[Data tied to figure images]
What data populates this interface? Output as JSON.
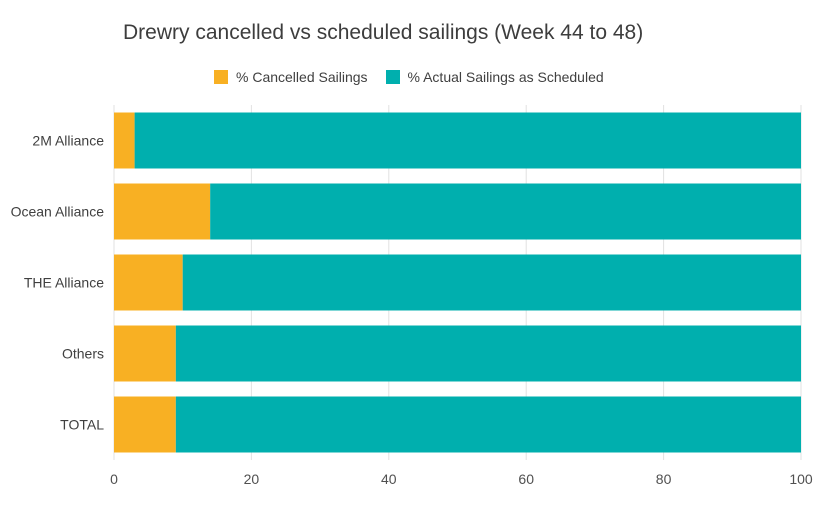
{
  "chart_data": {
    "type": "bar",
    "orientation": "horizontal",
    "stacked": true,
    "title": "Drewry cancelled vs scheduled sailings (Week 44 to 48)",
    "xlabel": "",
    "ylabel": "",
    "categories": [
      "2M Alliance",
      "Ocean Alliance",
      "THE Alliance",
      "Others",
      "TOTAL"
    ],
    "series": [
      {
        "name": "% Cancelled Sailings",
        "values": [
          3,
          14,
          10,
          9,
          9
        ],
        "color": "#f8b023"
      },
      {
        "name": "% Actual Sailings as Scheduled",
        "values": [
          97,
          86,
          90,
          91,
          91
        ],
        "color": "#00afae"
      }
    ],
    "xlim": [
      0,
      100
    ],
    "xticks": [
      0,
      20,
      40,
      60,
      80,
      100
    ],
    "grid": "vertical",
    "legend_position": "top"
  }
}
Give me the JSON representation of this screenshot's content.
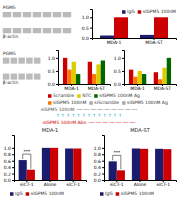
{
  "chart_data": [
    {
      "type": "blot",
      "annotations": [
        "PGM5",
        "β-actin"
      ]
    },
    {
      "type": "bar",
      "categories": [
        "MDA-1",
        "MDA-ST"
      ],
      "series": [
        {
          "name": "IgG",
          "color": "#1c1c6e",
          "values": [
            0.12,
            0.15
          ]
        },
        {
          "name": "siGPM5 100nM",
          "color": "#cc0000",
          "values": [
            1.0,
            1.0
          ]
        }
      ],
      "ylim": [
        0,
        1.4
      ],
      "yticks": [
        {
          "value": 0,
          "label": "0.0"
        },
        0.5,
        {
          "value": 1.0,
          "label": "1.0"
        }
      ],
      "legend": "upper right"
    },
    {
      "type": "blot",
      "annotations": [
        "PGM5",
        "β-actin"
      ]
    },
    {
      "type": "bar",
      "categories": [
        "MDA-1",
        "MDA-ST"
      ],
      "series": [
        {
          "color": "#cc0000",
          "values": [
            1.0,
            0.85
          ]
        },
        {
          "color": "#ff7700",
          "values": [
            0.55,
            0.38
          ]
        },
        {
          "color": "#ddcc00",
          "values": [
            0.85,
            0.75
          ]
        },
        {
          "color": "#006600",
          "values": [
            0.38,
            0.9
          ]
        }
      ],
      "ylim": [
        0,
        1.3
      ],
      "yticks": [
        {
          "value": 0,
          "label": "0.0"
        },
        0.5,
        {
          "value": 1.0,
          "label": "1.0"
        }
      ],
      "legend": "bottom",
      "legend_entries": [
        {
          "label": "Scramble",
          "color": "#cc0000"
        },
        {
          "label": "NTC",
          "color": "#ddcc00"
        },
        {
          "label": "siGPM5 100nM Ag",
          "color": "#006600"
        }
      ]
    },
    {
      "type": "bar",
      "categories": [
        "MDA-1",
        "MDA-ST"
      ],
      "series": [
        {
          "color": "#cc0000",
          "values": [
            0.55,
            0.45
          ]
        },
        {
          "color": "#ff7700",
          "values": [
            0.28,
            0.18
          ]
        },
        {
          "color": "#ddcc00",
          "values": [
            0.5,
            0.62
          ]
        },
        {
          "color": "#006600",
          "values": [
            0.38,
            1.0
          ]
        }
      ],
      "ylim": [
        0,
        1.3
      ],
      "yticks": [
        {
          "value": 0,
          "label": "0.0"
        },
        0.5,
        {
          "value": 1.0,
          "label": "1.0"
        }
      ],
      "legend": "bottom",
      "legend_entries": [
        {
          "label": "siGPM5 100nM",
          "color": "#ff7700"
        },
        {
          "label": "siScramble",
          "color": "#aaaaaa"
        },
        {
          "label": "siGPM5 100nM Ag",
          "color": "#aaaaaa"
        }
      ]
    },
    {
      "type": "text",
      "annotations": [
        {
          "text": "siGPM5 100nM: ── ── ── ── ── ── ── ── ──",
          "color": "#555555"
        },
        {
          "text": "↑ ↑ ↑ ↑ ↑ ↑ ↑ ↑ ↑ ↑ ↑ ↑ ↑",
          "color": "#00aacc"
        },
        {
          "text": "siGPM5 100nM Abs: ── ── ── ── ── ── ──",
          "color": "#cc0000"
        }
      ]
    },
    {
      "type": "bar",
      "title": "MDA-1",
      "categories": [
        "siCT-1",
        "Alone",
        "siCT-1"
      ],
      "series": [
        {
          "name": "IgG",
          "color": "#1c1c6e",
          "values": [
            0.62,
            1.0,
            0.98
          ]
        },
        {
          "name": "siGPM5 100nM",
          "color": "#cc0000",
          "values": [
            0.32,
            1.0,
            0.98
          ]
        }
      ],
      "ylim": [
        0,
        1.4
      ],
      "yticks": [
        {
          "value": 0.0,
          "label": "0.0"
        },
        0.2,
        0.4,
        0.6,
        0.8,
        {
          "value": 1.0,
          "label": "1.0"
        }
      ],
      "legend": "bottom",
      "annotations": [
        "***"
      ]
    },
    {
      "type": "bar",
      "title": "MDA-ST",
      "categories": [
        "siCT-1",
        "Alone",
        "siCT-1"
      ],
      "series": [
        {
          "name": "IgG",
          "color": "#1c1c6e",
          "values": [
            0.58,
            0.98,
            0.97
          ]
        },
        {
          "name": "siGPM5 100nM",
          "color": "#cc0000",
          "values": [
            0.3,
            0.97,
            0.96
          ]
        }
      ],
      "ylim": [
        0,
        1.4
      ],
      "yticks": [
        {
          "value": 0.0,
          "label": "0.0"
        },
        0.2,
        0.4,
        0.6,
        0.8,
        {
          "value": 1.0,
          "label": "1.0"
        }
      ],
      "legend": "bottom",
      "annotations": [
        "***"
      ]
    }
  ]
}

- Task instructions: Search the data above for the string "text" and copy each line that has it.

- Solution to this problem:
      "type": "text",
          "text": "siGPM5 100nM: ── ── ── ── ── ── ── ── ──",
          "text": "↑ ↑ ↑ ↑ ↑ ↑ ↑ ↑ ↑ ↑ ↑ ↑ ↑",
          "text": "siGPM5 100nM Abs: ── ── ── ── ── ── ──",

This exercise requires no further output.